◆ What you will do: Write the listing below out again exactly, dropping the images.

◆ Stored rows:
· · ·

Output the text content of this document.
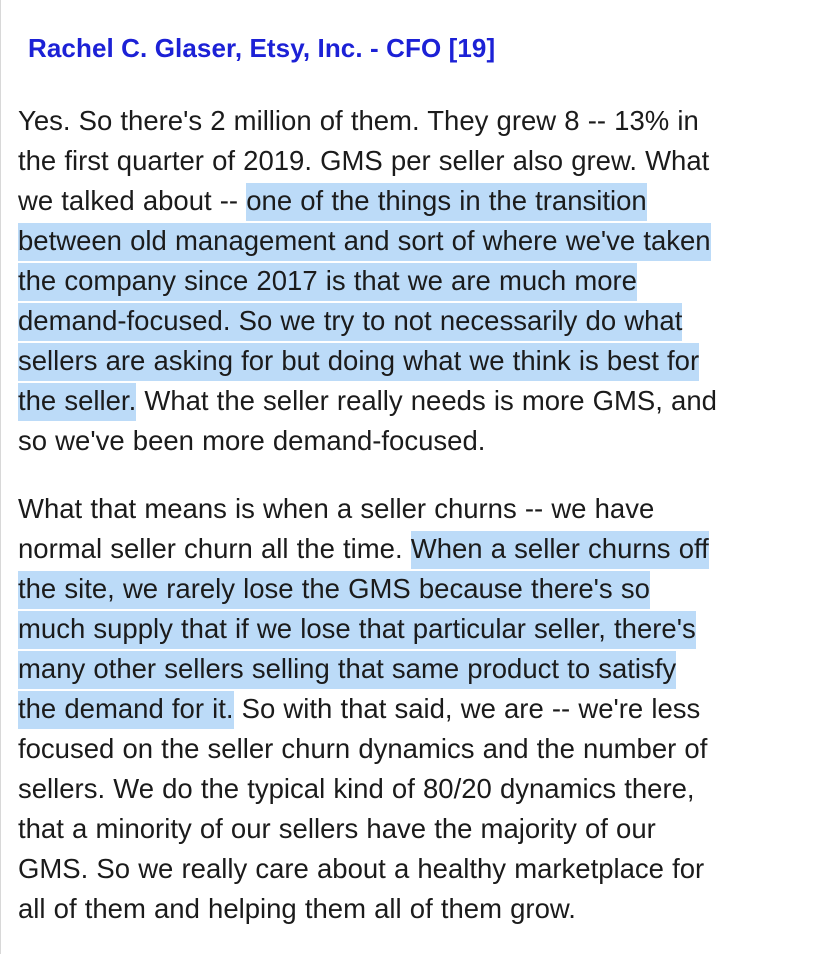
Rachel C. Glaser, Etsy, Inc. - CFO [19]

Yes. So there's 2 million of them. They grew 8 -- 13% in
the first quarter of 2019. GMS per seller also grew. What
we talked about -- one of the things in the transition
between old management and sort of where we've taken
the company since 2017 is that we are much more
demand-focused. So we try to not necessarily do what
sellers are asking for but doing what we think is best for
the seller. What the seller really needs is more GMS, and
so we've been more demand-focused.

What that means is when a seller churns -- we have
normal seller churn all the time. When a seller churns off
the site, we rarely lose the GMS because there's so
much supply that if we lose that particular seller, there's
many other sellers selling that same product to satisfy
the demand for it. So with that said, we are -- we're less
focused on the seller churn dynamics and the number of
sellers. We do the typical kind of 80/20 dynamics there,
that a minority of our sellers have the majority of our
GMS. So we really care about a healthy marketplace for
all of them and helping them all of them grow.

· · ·

◆ The output:
Output the text content of this document.
Rachel C. Glaser, Etsy, Inc. - CFO [19]

Yes. So there's 2 million of them. They grew 8 -- 13% in
the first quarter of 2019. GMS per seller also grew. What
we talked about -- one of the things in the transition
between old management and sort of where we've taken
the company since 2017 is that we are much more
demand-focused. So we try to not necessarily do what
sellers are asking for but doing what we think is best for
the seller. What the seller really needs is more GMS, and
so we've been more demand-focused.

What that means is when a seller churns -- we have
normal seller churn all the time. When a seller churns off
the site, we rarely lose the GMS because there's so
much supply that if we lose that particular seller, there's
many other sellers selling that same product to satisfy
the demand for it. So with that said, we are -- we're less
focused on the seller churn dynamics and the number of
sellers. We do the typical kind of 80/20 dynamics there,
that a minority of our sellers have the majority of our
GMS. So we really care about a healthy marketplace for
all of them and helping them all of them grow.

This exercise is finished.